--- Do this ---
Output nothing but the number of lines that include the word "NTFS".

--- Input for this task ---
━━━━━━━━━━━━━━━━━━━━
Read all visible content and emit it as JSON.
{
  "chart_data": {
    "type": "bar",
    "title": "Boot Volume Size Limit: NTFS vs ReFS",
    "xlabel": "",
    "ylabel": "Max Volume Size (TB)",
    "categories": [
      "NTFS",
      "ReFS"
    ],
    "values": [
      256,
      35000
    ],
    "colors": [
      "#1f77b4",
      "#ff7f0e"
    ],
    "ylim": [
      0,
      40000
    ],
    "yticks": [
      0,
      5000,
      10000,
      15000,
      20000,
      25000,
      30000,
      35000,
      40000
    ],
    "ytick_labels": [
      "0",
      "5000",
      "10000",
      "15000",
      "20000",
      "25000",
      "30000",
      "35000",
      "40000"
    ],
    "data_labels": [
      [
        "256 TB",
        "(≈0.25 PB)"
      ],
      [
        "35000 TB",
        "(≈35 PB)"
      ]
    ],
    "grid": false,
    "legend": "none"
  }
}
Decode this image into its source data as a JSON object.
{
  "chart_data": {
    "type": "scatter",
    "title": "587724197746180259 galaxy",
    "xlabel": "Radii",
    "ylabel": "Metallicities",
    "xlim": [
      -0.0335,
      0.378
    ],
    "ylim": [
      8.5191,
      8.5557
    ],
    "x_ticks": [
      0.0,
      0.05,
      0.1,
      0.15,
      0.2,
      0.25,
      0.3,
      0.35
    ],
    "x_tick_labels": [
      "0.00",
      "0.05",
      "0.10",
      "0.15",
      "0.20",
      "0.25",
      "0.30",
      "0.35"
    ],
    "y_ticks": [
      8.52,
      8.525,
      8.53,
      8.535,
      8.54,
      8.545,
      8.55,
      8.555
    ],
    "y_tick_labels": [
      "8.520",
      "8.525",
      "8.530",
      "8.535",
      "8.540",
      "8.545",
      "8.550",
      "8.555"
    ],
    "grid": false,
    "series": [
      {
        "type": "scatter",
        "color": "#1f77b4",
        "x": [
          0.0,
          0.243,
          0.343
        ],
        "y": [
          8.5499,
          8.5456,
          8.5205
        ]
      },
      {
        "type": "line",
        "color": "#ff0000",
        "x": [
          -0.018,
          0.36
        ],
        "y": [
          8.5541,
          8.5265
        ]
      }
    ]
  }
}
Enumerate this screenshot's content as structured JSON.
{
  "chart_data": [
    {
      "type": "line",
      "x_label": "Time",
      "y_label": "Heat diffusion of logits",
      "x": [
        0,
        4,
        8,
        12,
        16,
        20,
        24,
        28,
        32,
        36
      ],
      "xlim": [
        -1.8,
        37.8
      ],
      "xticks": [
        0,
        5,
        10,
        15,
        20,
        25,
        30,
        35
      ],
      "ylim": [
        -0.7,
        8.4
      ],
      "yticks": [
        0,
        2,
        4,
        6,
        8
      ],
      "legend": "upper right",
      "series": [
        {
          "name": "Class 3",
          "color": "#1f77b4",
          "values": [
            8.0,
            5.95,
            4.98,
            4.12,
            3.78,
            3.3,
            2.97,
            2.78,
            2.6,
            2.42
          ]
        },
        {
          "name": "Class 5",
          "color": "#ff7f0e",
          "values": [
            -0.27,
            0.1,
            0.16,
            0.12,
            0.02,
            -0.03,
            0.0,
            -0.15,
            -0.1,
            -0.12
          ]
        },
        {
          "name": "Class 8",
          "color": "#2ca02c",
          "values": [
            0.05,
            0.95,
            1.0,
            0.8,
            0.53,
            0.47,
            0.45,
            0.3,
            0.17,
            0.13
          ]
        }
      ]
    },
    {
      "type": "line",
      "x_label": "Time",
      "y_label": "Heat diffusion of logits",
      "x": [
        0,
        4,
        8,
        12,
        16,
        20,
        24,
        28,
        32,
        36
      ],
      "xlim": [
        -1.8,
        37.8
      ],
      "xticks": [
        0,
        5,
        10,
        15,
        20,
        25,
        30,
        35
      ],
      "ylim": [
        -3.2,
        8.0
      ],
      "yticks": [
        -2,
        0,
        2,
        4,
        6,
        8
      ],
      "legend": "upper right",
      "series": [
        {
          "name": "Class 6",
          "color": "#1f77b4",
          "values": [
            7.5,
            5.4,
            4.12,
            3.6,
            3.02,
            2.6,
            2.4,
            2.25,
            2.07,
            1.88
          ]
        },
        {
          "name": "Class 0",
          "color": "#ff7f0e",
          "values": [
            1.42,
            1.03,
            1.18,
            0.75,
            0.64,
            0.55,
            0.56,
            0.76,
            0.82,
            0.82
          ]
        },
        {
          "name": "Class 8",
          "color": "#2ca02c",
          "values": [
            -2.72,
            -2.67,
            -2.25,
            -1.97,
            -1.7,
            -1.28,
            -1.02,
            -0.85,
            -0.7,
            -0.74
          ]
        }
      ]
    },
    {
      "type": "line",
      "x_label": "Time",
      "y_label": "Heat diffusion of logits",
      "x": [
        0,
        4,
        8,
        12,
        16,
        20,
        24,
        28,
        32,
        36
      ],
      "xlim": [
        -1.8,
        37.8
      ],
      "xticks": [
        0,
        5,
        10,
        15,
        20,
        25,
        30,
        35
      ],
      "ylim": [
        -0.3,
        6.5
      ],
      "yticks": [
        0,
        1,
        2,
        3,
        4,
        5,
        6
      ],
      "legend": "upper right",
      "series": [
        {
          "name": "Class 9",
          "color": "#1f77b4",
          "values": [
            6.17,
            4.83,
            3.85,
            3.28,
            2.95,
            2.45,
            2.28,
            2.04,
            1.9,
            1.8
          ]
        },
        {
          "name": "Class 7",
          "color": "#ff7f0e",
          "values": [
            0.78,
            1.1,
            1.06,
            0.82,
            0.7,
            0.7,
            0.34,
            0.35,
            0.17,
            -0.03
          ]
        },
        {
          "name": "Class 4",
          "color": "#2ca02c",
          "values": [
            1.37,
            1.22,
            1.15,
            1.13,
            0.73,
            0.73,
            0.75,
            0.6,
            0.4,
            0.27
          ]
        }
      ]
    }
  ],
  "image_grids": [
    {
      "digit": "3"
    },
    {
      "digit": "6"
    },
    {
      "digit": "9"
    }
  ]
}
━━━━━━━━━━━━━━━━━━━━
--- Output of the exercise ---
2